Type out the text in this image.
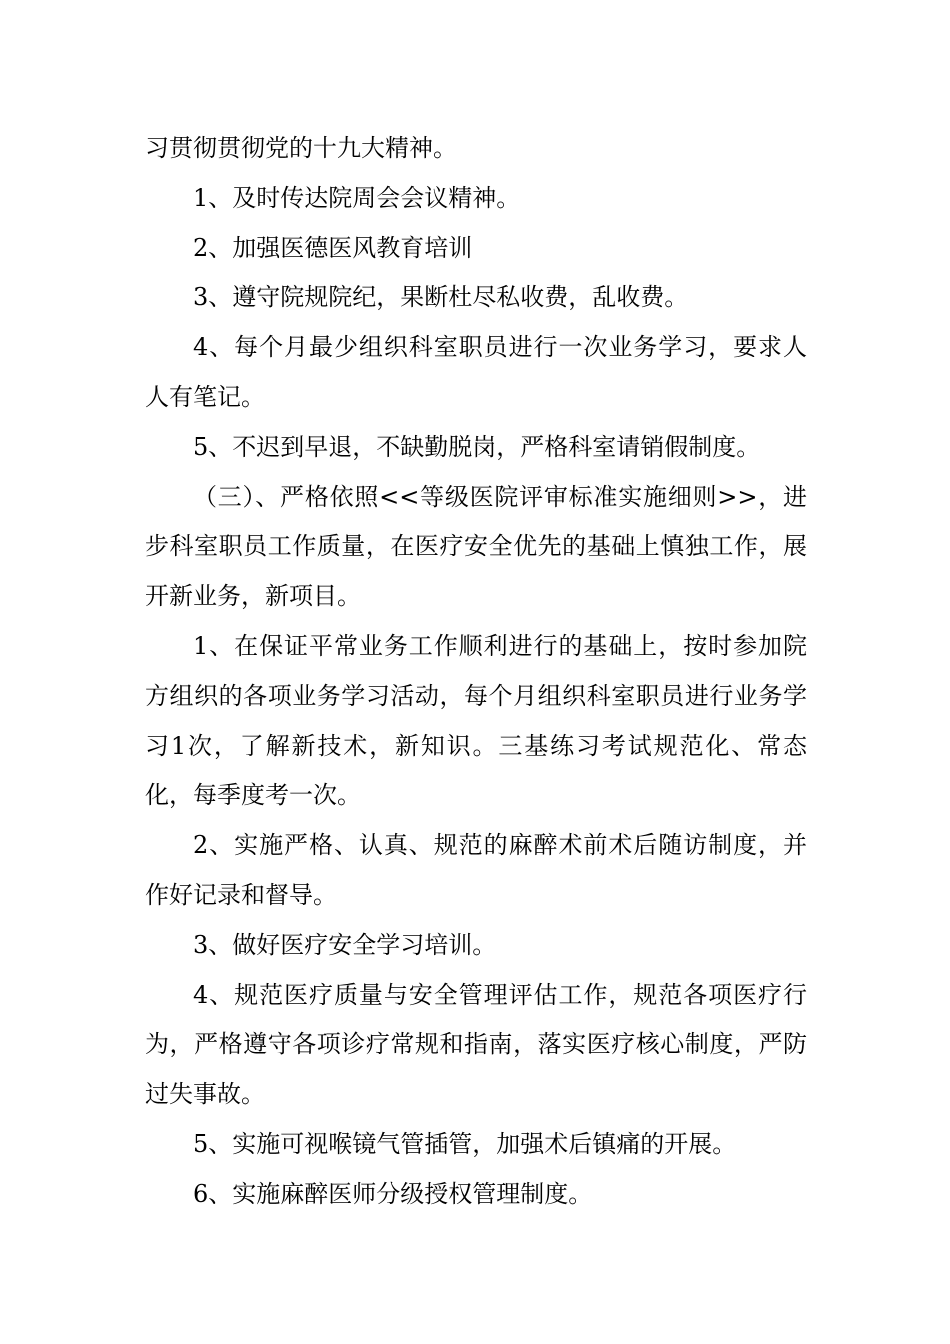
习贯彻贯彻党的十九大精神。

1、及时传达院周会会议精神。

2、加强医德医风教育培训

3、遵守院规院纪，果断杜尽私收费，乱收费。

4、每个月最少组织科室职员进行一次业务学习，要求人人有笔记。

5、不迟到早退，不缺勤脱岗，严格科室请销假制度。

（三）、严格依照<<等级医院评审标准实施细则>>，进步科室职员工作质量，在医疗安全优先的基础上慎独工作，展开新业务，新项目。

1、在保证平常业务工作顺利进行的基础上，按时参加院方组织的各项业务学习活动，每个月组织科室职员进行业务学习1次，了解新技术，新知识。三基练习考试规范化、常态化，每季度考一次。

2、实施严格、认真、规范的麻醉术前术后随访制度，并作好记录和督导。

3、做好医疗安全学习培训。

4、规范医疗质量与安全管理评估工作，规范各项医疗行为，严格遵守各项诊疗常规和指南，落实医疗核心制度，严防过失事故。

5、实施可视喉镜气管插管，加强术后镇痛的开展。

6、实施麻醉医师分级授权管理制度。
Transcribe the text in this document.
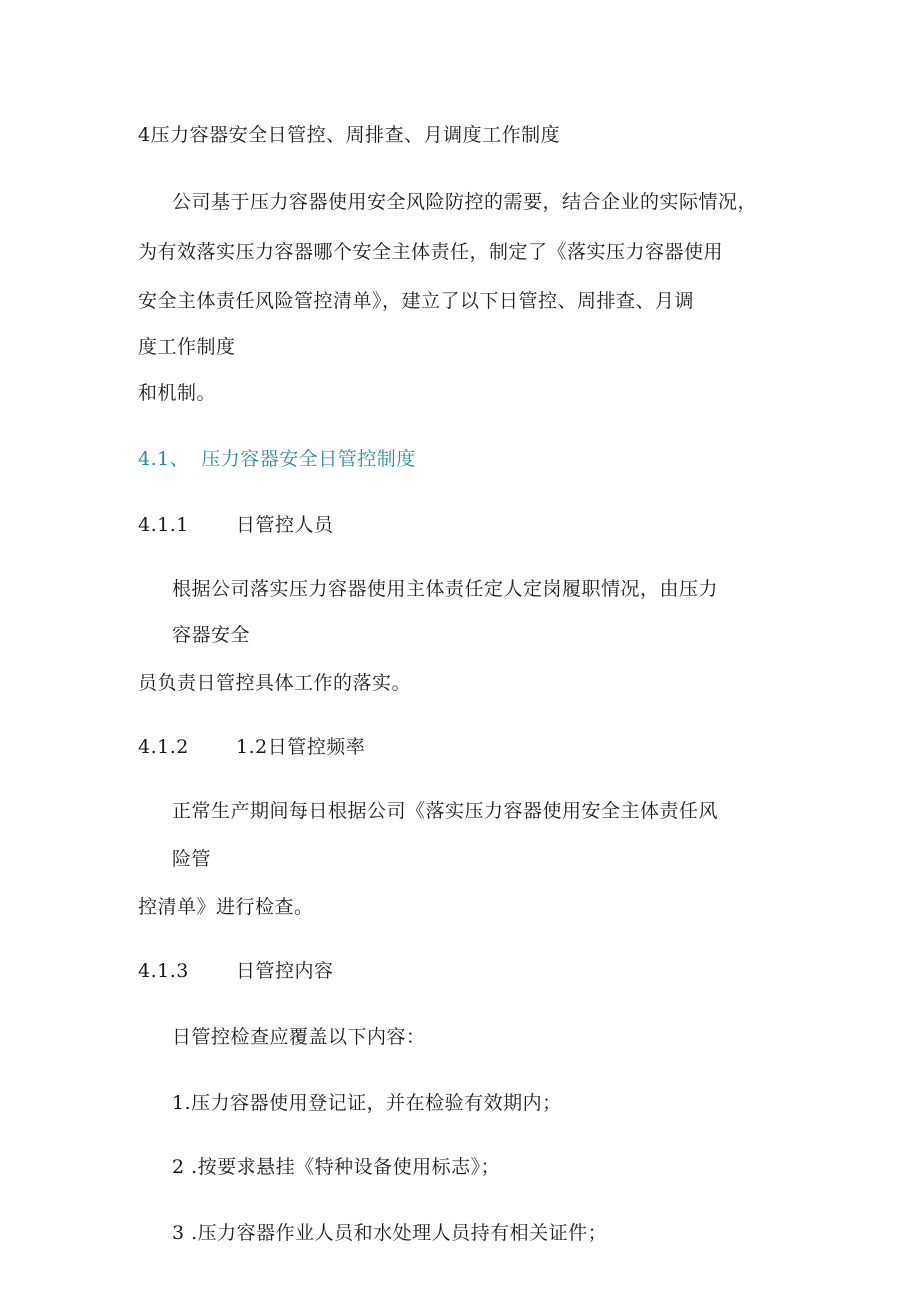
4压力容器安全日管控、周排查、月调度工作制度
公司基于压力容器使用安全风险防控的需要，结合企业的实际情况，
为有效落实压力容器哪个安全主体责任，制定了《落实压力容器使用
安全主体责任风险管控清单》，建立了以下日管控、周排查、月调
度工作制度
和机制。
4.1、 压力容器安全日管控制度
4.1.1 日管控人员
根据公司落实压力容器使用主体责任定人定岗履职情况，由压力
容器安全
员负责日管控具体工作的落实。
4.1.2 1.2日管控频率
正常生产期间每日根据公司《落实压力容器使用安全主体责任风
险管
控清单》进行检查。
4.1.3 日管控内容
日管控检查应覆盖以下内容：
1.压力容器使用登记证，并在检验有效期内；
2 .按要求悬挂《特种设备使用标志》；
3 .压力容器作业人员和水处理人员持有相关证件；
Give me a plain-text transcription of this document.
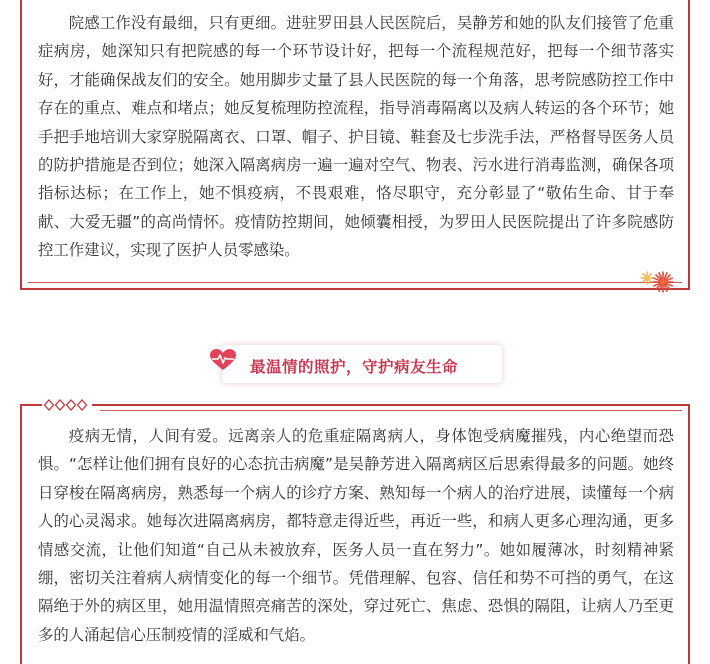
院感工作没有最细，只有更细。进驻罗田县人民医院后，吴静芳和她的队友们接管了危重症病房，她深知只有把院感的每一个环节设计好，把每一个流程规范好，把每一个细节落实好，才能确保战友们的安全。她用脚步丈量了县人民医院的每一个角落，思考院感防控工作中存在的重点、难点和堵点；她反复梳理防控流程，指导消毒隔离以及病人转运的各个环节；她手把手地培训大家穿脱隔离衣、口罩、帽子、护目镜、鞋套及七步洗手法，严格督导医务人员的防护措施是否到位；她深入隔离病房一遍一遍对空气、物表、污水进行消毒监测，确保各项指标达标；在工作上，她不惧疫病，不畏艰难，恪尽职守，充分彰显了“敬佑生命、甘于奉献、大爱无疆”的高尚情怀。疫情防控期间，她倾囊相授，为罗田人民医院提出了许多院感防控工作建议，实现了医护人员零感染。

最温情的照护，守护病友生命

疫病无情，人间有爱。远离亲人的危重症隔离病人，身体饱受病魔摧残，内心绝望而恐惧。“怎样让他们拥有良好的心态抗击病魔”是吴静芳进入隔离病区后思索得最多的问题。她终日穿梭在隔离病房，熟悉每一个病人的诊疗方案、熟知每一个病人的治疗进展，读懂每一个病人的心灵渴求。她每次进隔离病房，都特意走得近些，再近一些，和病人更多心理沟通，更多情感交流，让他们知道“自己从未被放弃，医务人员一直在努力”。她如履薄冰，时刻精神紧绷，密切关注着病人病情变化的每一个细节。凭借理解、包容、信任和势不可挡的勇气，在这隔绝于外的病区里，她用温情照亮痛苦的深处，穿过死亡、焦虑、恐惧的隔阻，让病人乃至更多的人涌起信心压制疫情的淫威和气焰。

* * *

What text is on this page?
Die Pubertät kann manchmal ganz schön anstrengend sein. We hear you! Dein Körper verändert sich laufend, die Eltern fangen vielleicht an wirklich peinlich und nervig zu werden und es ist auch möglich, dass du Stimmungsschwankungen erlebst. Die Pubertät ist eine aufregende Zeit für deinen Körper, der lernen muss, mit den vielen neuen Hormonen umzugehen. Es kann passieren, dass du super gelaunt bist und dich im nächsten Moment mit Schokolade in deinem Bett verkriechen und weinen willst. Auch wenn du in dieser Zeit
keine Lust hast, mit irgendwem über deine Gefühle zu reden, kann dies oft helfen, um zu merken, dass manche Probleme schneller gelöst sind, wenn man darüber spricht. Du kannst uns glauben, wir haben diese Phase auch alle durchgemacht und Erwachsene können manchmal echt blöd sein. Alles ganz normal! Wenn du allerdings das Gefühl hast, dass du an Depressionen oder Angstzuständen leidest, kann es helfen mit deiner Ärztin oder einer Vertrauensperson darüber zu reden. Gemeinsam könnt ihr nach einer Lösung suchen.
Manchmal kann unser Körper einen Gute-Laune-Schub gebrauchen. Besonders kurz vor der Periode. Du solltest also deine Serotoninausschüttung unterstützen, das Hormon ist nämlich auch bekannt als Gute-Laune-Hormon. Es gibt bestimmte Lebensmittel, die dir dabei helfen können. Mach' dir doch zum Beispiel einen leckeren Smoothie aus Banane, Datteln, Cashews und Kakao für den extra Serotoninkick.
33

== What the task requires ==
Locate the word "helfen" in the data above. Copy every line carrying it.

== Answer below ==
keine Lust hast, mit irgendwem über deine Gefühle zu reden, kann dies oft helfen, um zu merken, dass manche Probleme schneller gelöst sind, wenn man darüber spricht. Du kannst uns glauben, wir haben diese Phase auch alle durchgemacht und Erwachsene können manchmal echt blöd sein. Alles ganz normal! Wenn du allerdings das Gefühl hast, dass du an Depressionen oder Angstzuständen leidest, kann es helfen mit deiner Ärztin oder einer Vertrauensperson darüber zu reden. Gemeinsam könnt ihr nach einer Lösung suchen.
Manchmal kann unser Körper einen Gute-Laune-Schub gebrauchen. Besonders kurz vor der Periode. Du solltest also deine Serotoninausschüttung unterstützen, das Hormon ist nämlich auch bekannt als Gute-Laune-Hormon. Es gibt bestimmte Lebensmittel, die dir dabei helfen können. Mach' dir doch zum Beispiel einen leckeren Smoothie aus Banane, Datteln, Cashews und Kakao für den extra Serotoninkick.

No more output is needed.